» **WRITTEN PROBLEM**
The records should be repeated word for word, pictures excluded.
++++ GIVEN DATA ++++
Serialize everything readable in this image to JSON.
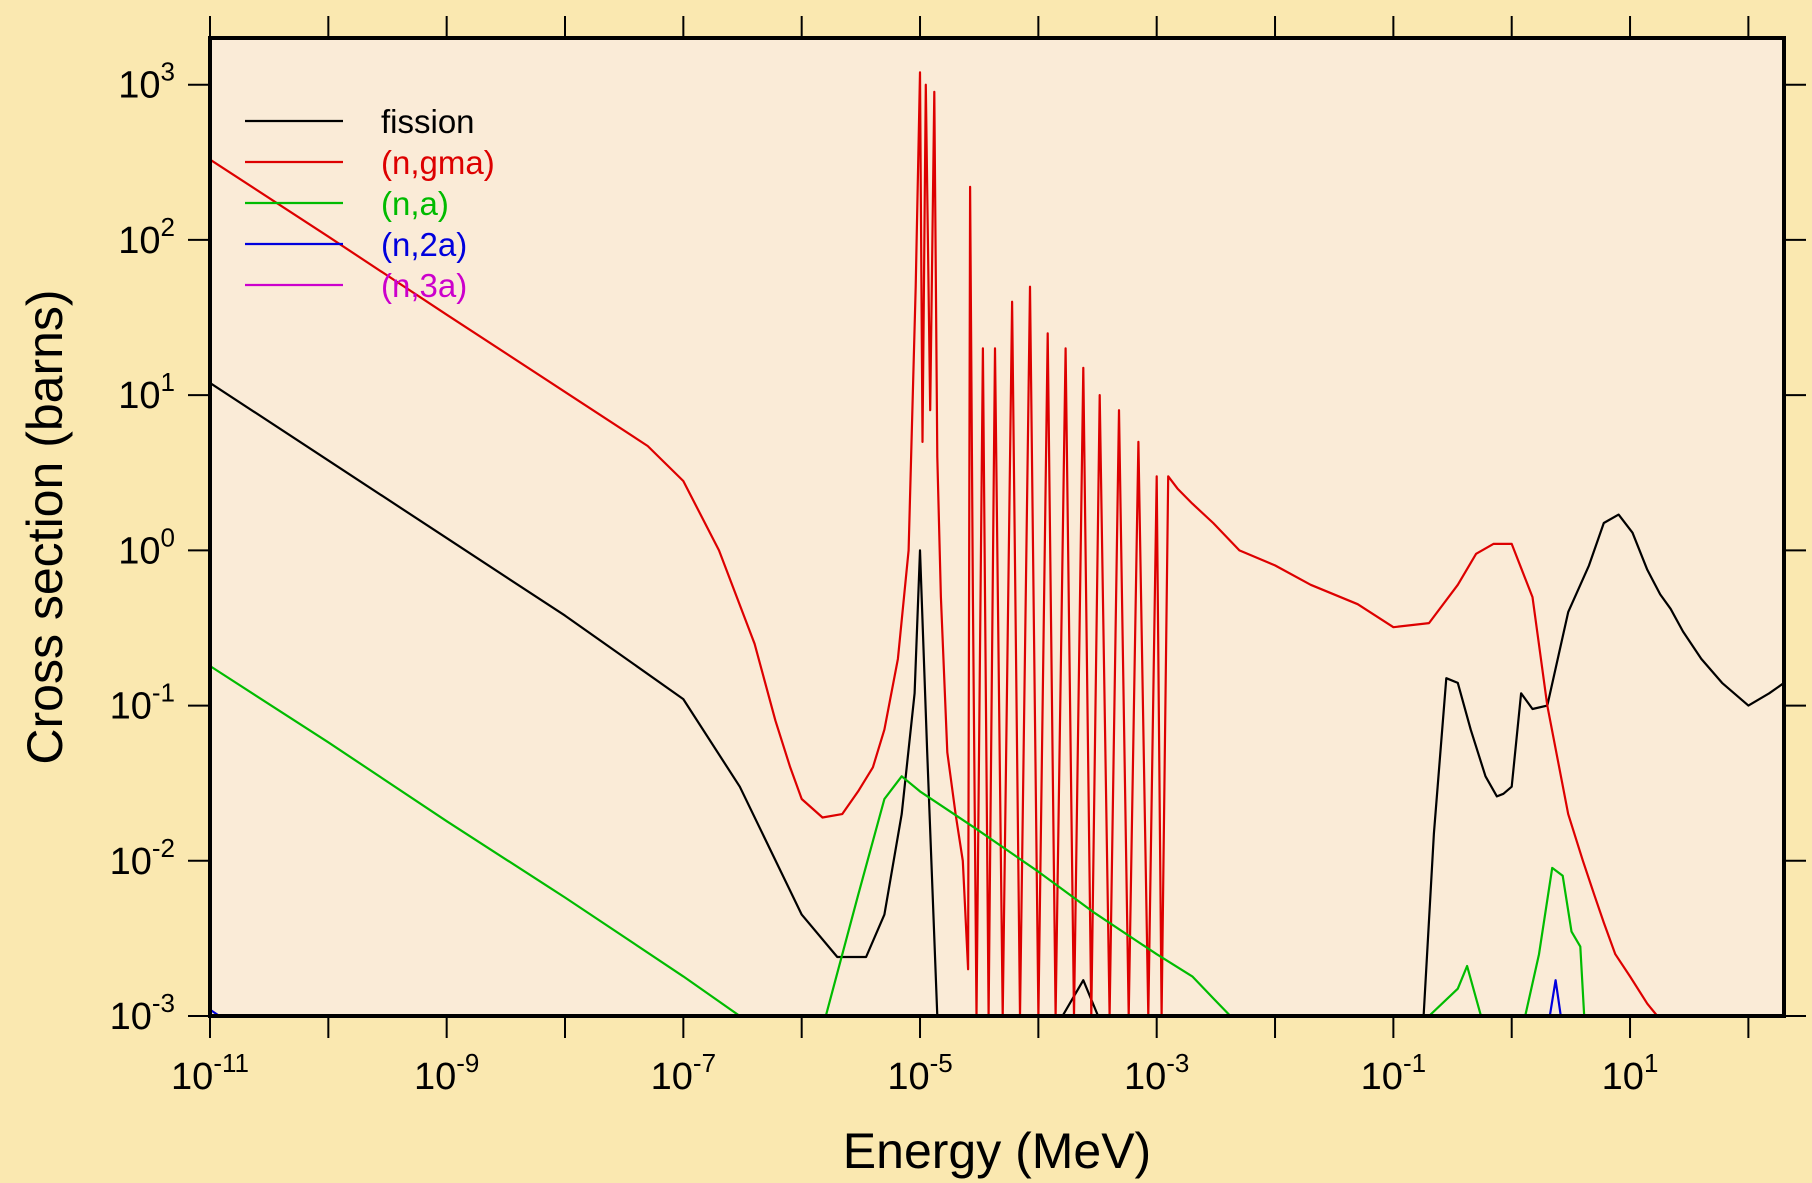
{
  "chart_data": {
    "type": "line",
    "title": "",
    "xlabel": "Energy (MeV)",
    "ylabel": "Cross section (barns)",
    "x_scale": "log",
    "y_scale": "log",
    "xlim": [
      1e-11,
      200
    ],
    "ylim": [
      0.001,
      2000
    ],
    "grid": false,
    "legend_position": "top-left",
    "plot_background": "#FAEBD7",
    "page_background": "#FAE8B0",
    "x_ticks": [
      {
        "label_base": "10",
        "label_exp": "-11",
        "value": 1e-11
      },
      {
        "label_base": "10",
        "label_exp": "-9",
        "value": 1e-09
      },
      {
        "label_base": "10",
        "label_exp": "-7",
        "value": 1e-07
      },
      {
        "label_base": "10",
        "label_exp": "-5",
        "value": 1e-05
      },
      {
        "label_base": "10",
        "label_exp": "-3",
        "value": 0.001
      },
      {
        "label_base": "10",
        "label_exp": "-1",
        "value": 0.1
      },
      {
        "label_base": "10",
        "label_exp": "1",
        "value": 10
      }
    ],
    "y_ticks": [
      {
        "label_base": "10",
        "label_exp": "-3",
        "value": 0.001
      },
      {
        "label_base": "10",
        "label_exp": "-2",
        "value": 0.01
      },
      {
        "label_base": "10",
        "label_exp": "-1",
        "value": 0.1
      },
      {
        "label_base": "10",
        "label_exp": "0",
        "value": 1
      },
      {
        "label_base": "10",
        "label_exp": "1",
        "value": 10
      },
      {
        "label_base": "10",
        "label_exp": "2",
        "value": 100
      },
      {
        "label_base": "10",
        "label_exp": "3",
        "value": 1000
      }
    ],
    "series": [
      {
        "name": "fission",
        "color": "#000000",
        "x": [
          1e-11,
          1e-10,
          1e-09,
          1e-08,
          1e-07,
          3e-07,
          1e-06,
          2e-06,
          3.5e-06,
          5e-06,
          7e-06,
          9e-06,
          1e-05,
          1.15e-05,
          1.4e-05,
          2e-05,
          2.6e-05,
          2.9e-05,
          0.00016,
          0.00024,
          0.00032,
          0.0012,
          0.0015,
          0.18,
          0.22,
          0.28,
          0.35,
          0.45,
          0.6,
          0.75,
          0.85,
          1.0,
          1.2,
          1.5,
          2.0,
          3.0,
          4.5,
          6.0,
          8.0,
          10.5,
          14.0,
          18.0,
          22.0,
          28.0,
          40.0,
          60.0,
          100.0,
          150.0,
          200.0
        ],
        "y": [
          12.0,
          3.8,
          1.2,
          0.38,
          0.11,
          0.03,
          0.0045,
          0.0024,
          0.0024,
          0.0045,
          0.02,
          0.12,
          1.0,
          0.05,
          0.001,
          0.001,
          0.001,
          0.001,
          0.001,
          0.0017,
          0.001,
          0.001,
          0.001,
          0.001,
          0.015,
          0.15,
          0.14,
          0.07,
          0.035,
          0.026,
          0.027,
          0.03,
          0.12,
          0.095,
          0.1,
          0.4,
          0.8,
          1.5,
          1.7,
          1.3,
          0.75,
          0.52,
          0.42,
          0.3,
          0.2,
          0.14,
          0.1,
          0.12,
          0.14
        ]
      },
      {
        "name": "(n,gma)",
        "color": "#DD0000",
        "x": [
          1e-11,
          1e-10,
          1e-09,
          1e-08,
          5e-08,
          1e-07,
          2e-07,
          4e-07,
          6e-07,
          8e-07,
          1e-06,
          1.5e-06,
          2.2e-06,
          3e-06,
          4e-06,
          5e-06,
          6.5e-06,
          8e-06,
          9.2e-06,
          1e-05,
          1.05e-05,
          1.12e-05,
          1.22e-05,
          1.32e-05,
          1.4e-05,
          1.5e-05,
          1.7e-05,
          2e-05,
          2.3e-05,
          2.55e-05,
          2.65e-05,
          2.8e-05,
          3e-05,
          3.4e-05,
          3.8e-05,
          4.3e-05,
          5e-05,
          6e-05,
          7e-05,
          8.5e-05,
          0.0001,
          0.00012,
          0.00014,
          0.00017,
          0.0002,
          0.00024,
          0.00028,
          0.00033,
          0.0004,
          0.00048,
          0.00058,
          0.0007,
          0.00085,
          0.001,
          0.0011,
          0.00125,
          0.0015,
          0.002,
          0.003,
          0.005,
          0.01,
          0.02,
          0.05,
          0.1,
          0.2,
          0.35,
          0.5,
          0.7,
          1.0,
          1.5,
          2.0,
          3.0,
          4.0,
          5.0,
          6.0,
          7.5,
          10.0,
          14.0,
          17.0,
          20.0
        ],
        "y": [
          330.0,
          105.0,
          33.0,
          10.5,
          4.7,
          2.8,
          1.0,
          0.25,
          0.08,
          0.04,
          0.025,
          0.019,
          0.02,
          0.028,
          0.04,
          0.07,
          0.2,
          1.0,
          50.0,
          1200.0,
          5.0,
          1000.0,
          8.0,
          900.0,
          4.0,
          0.5,
          0.05,
          0.02,
          0.01,
          0.002,
          220.0,
          0.5,
          0.001,
          20.0,
          0.001,
          20.0,
          0.001,
          40.0,
          0.001,
          50.0,
          0.001,
          25.0,
          0.001,
          20.0,
          0.001,
          15.0,
          0.001,
          10.0,
          0.001,
          8.0,
          0.001,
          5.0,
          0.001,
          3.0,
          0.001,
          3.0,
          2.5,
          2.0,
          1.5,
          1.0,
          0.8,
          0.6,
          0.45,
          0.32,
          0.34,
          0.6,
          0.95,
          1.1,
          1.1,
          0.5,
          0.1,
          0.02,
          0.01,
          0.006,
          0.004,
          0.0025,
          0.0018,
          0.0012,
          0.001,
          0.001
        ]
      },
      {
        "name": "(n,a)",
        "color": "#00BB00",
        "x": [
          1e-11,
          1e-10,
          1e-09,
          1e-08,
          1e-07,
          3e-07,
          1.6e-06,
          3e-06,
          5e-06,
          7e-06,
          1e-05,
          3e-05,
          0.0001,
          0.0003,
          0.001,
          0.002,
          0.003,
          0.0042,
          0.2,
          0.35,
          0.42,
          0.55,
          1.3,
          1.7,
          2.2,
          2.7,
          3.2,
          3.8,
          4.1,
          4.5
        ],
        "y": [
          0.18,
          0.058,
          0.018,
          0.0058,
          0.0018,
          0.001,
          0.001,
          0.006,
          0.025,
          0.035,
          0.028,
          0.016,
          0.0085,
          0.0046,
          0.0025,
          0.0018,
          0.0013,
          0.001,
          0.001,
          0.0015,
          0.0021,
          0.001,
          0.001,
          0.0025,
          0.009,
          0.008,
          0.0035,
          0.0028,
          0.001,
          0.001
        ]
      },
      {
        "name": "(n,2a)",
        "color": "#0000DD",
        "x": [
          1e-11,
          1.2e-11,
          1.5e-11,
          200.0,
          1.8,
          2.1,
          2.35,
          2.6,
          3.0
        ],
        "y": [
          0.0011,
          0.001,
          0.001,
          0.001,
          0.001,
          0.001,
          0.0017,
          0.001,
          0.001
        ]
      },
      {
        "name": "(n,3a)",
        "color": "#CC00CC",
        "x": [
          1e-11,
          200.0
        ],
        "y": [
          0.001,
          0.001
        ]
      }
    ]
  }
}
++++
» **FINAL ANSWER**
Serialize everything readable in this image to JSON.
{
  "chart_data": {
    "type": "line",
    "title": "",
    "xlabel": "Energy (MeV)",
    "ylabel": "Cross section (barns)",
    "x_scale": "log",
    "y_scale": "log",
    "xlim": [
      1e-11,
      200
    ],
    "ylim": [
      0.001,
      2000
    ],
    "grid": false,
    "legend_position": "top-left",
    "plot_background": "#FAEBD7",
    "page_background": "#FAE8B0",
    "x_ticks": [
      {
        "label_base": "10",
        "label_exp": "-11",
        "value": 1e-11
      },
      {
        "label_base": "10",
        "label_exp": "-9",
        "value": 1e-09
      },
      {
        "label_base": "10",
        "label_exp": "-7",
        "value": 1e-07
      },
      {
        "label_base": "10",
        "label_exp": "-5",
        "value": 1e-05
      },
      {
        "label_base": "10",
        "label_exp": "-3",
        "value": 0.001
      },
      {
        "label_base": "10",
        "label_exp": "-1",
        "value": 0.1
      },
      {
        "label_base": "10",
        "label_exp": "1",
        "value": 10
      }
    ],
    "y_ticks": [
      {
        "label_base": "10",
        "label_exp": "-3",
        "value": 0.001
      },
      {
        "label_base": "10",
        "label_exp": "-2",
        "value": 0.01
      },
      {
        "label_base": "10",
        "label_exp": "-1",
        "value": 0.1
      },
      {
        "label_base": "10",
        "label_exp": "0",
        "value": 1
      },
      {
        "label_base": "10",
        "label_exp": "1",
        "value": 10
      },
      {
        "label_base": "10",
        "label_exp": "2",
        "value": 100
      },
      {
        "label_base": "10",
        "label_exp": "3",
        "value": 1000
      }
    ],
    "series": [
      {
        "name": "fission",
        "color": "#000000",
        "x": [
          1e-11,
          1e-10,
          1e-09,
          1e-08,
          1e-07,
          3e-07,
          1e-06,
          2e-06,
          3.5e-06,
          5e-06,
          7e-06,
          9e-06,
          1e-05,
          1.15e-05,
          1.4e-05,
          2e-05,
          2.6e-05,
          2.9e-05,
          0.00016,
          0.00024,
          0.00032,
          0.0012,
          0.0015,
          0.18,
          0.22,
          0.28,
          0.35,
          0.45,
          0.6,
          0.75,
          0.85,
          1.0,
          1.2,
          1.5,
          2.0,
          3.0,
          4.5,
          6.0,
          8.0,
          10.5,
          14.0,
          18.0,
          22.0,
          28.0,
          40.0,
          60.0,
          100.0,
          150.0,
          200.0
        ],
        "y": [
          12.0,
          3.8,
          1.2,
          0.38,
          0.11,
          0.03,
          0.0045,
          0.0024,
          0.0024,
          0.0045,
          0.02,
          0.12,
          1.0,
          0.05,
          0.001,
          0.001,
          0.001,
          0.001,
          0.001,
          0.0017,
          0.001,
          0.001,
          0.001,
          0.001,
          0.015,
          0.15,
          0.14,
          0.07,
          0.035,
          0.026,
          0.027,
          0.03,
          0.12,
          0.095,
          0.1,
          0.4,
          0.8,
          1.5,
          1.7,
          1.3,
          0.75,
          0.52,
          0.42,
          0.3,
          0.2,
          0.14,
          0.1,
          0.12,
          0.14
        ]
      },
      {
        "name": "(n,gma)",
        "color": "#DD0000",
        "x": [
          1e-11,
          1e-10,
          1e-09,
          1e-08,
          5e-08,
          1e-07,
          2e-07,
          4e-07,
          6e-07,
          8e-07,
          1e-06,
          1.5e-06,
          2.2e-06,
          3e-06,
          4e-06,
          5e-06,
          6.5e-06,
          8e-06,
          9.2e-06,
          1e-05,
          1.05e-05,
          1.12e-05,
          1.22e-05,
          1.32e-05,
          1.4e-05,
          1.5e-05,
          1.7e-05,
          2e-05,
          2.3e-05,
          2.55e-05,
          2.65e-05,
          2.8e-05,
          3e-05,
          3.4e-05,
          3.8e-05,
          4.3e-05,
          5e-05,
          6e-05,
          7e-05,
          8.5e-05,
          0.0001,
          0.00012,
          0.00014,
          0.00017,
          0.0002,
          0.00024,
          0.00028,
          0.00033,
          0.0004,
          0.00048,
          0.00058,
          0.0007,
          0.00085,
          0.001,
          0.0011,
          0.00125,
          0.0015,
          0.002,
          0.003,
          0.005,
          0.01,
          0.02,
          0.05,
          0.1,
          0.2,
          0.35,
          0.5,
          0.7,
          1.0,
          1.5,
          2.0,
          3.0,
          4.0,
          5.0,
          6.0,
          7.5,
          10.0,
          14.0,
          17.0,
          20.0
        ],
        "y": [
          330.0,
          105.0,
          33.0,
          10.5,
          4.7,
          2.8,
          1.0,
          0.25,
          0.08,
          0.04,
          0.025,
          0.019,
          0.02,
          0.028,
          0.04,
          0.07,
          0.2,
          1.0,
          50.0,
          1200.0,
          5.0,
          1000.0,
          8.0,
          900.0,
          4.0,
          0.5,
          0.05,
          0.02,
          0.01,
          0.002,
          220.0,
          0.5,
          0.001,
          20.0,
          0.001,
          20.0,
          0.001,
          40.0,
          0.001,
          50.0,
          0.001,
          25.0,
          0.001,
          20.0,
          0.001,
          15.0,
          0.001,
          10.0,
          0.001,
          8.0,
          0.001,
          5.0,
          0.001,
          3.0,
          0.001,
          3.0,
          2.5,
          2.0,
          1.5,
          1.0,
          0.8,
          0.6,
          0.45,
          0.32,
          0.34,
          0.6,
          0.95,
          1.1,
          1.1,
          0.5,
          0.1,
          0.02,
          0.01,
          0.006,
          0.004,
          0.0025,
          0.0018,
          0.0012,
          0.001,
          0.001
        ]
      },
      {
        "name": "(n,a)",
        "color": "#00BB00",
        "x": [
          1e-11,
          1e-10,
          1e-09,
          1e-08,
          1e-07,
          3e-07,
          1.6e-06,
          3e-06,
          5e-06,
          7e-06,
          1e-05,
          3e-05,
          0.0001,
          0.0003,
          0.001,
          0.002,
          0.003,
          0.0042,
          0.2,
          0.35,
          0.42,
          0.55,
          1.3,
          1.7,
          2.2,
          2.7,
          3.2,
          3.8,
          4.1,
          4.5
        ],
        "y": [
          0.18,
          0.058,
          0.018,
          0.0058,
          0.0018,
          0.001,
          0.001,
          0.006,
          0.025,
          0.035,
          0.028,
          0.016,
          0.0085,
          0.0046,
          0.0025,
          0.0018,
          0.0013,
          0.001,
          0.001,
          0.0015,
          0.0021,
          0.001,
          0.001,
          0.0025,
          0.009,
          0.008,
          0.0035,
          0.0028,
          0.001,
          0.001
        ]
      },
      {
        "name": "(n,2a)",
        "color": "#0000DD",
        "x": [
          1e-11,
          1.2e-11,
          1.5e-11,
          200.0,
          1.8,
          2.1,
          2.35,
          2.6,
          3.0
        ],
        "y": [
          0.0011,
          0.001,
          0.001,
          0.001,
          0.001,
          0.001,
          0.0017,
          0.001,
          0.001
        ]
      },
      {
        "name": "(n,3a)",
        "color": "#CC00CC",
        "x": [
          1e-11,
          200.0
        ],
        "y": [
          0.001,
          0.001
        ]
      }
    ]
  }
}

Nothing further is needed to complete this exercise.